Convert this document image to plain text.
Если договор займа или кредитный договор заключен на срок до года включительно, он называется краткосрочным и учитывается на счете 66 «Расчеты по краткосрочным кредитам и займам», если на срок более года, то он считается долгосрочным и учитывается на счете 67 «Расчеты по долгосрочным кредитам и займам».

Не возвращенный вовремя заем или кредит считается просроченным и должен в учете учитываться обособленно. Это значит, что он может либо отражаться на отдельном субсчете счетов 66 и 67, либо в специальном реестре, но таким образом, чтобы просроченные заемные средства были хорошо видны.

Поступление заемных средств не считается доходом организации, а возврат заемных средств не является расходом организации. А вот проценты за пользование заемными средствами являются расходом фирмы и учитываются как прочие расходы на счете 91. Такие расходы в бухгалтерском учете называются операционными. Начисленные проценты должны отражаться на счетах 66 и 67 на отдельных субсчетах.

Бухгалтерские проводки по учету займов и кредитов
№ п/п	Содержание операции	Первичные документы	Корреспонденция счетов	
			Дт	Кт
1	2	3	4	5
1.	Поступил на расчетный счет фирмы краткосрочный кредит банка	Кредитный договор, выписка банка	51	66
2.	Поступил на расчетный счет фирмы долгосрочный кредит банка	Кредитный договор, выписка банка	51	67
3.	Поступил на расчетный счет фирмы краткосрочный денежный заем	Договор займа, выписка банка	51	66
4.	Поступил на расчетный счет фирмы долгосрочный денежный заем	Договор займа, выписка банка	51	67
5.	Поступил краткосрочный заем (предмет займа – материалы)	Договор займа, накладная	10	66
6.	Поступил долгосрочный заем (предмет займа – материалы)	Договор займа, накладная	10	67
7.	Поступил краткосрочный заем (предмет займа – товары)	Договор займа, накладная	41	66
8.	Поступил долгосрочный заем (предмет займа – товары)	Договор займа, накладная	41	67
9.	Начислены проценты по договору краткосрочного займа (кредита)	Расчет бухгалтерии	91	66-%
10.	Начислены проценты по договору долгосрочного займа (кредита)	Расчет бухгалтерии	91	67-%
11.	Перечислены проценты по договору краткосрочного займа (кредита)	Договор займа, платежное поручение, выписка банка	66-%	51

* [Goal]
Reproduce each record exactly, leaving nothing out.

* [Finished answer]
Convert this document image to plain text.
Если договор займа или кредитный договор заключен на срок до года включительно, он называется краткосрочным и учитывается на счете 66 «Расчеты по краткосрочным кредитам и займам», если на срок более года, то он считается долгосрочным и учитывается на счете 67 «Расчеты по долгосрочным кредитам и займам».

Не возвращенный вовремя заем или кредит считается просроченным и должен в учете учитываться обособленно. Это значит, что он может либо отражаться на отдельном субсчете счетов 66 и 67, либо в специальном реестре, но таким образом, чтобы просроченные заемные средства были хорошо видны.

Поступление заемных средств не считается доходом организации, а возврат заемных средств не является расходом организации. А вот проценты за пользование заемными средствами являются расходом фирмы и учитываются как прочие расходы на счете 91. Такие расходы в бухгалтерском учете называются операционными. Начисленные проценты должны отражаться на счетах 66 и 67 на отдельных субсчетах.

Бухгалтерские проводки по учету займов и кредитов
№ п/п	Содержание операции	Первичные документы	Корреспонденция счетов	
			Дт	Кт
1	2	3	4	5
1.	Поступил на расчетный счет фирмы краткосрочный кредит банка	Кредитный договор, выписка банка	51	66
2.	Поступил на расчетный счет фирмы долгосрочный кредит банка	Кредитный договор, выписка банка	51	67
3.	Поступил на расчетный счет фирмы краткосрочный денежный заем	Договор займа, выписка банка	51	66
4.	Поступил на расчетный счет фирмы долгосрочный денежный заем	Договор займа, выписка банка	51	67
5.	Поступил краткосрочный заем (предмет займа – материалы)	Договор займа, накладная	10	66
6.	Поступил долгосрочный заем (предмет займа – материалы)	Договор займа, накладная	10	67
7.	Поступил краткосрочный заем (предмет займа – товары)	Договор займа, накладная	41	66
8.	Поступил долгосрочный заем (предмет займа – товары)	Договор займа, накладная	41	67
9.	Начислены проценты по договору краткосрочного займа (кредита)	Расчет бухгалтерии	91	66-%
10.	Начислены проценты по договору долгосрочного займа (кредита)	Расчет бухгалтерии	91	67-%
11.	Перечислены проценты по договору краткосрочного займа (кредита)	Договор займа, платежное поручение, выписка банка	66-%	51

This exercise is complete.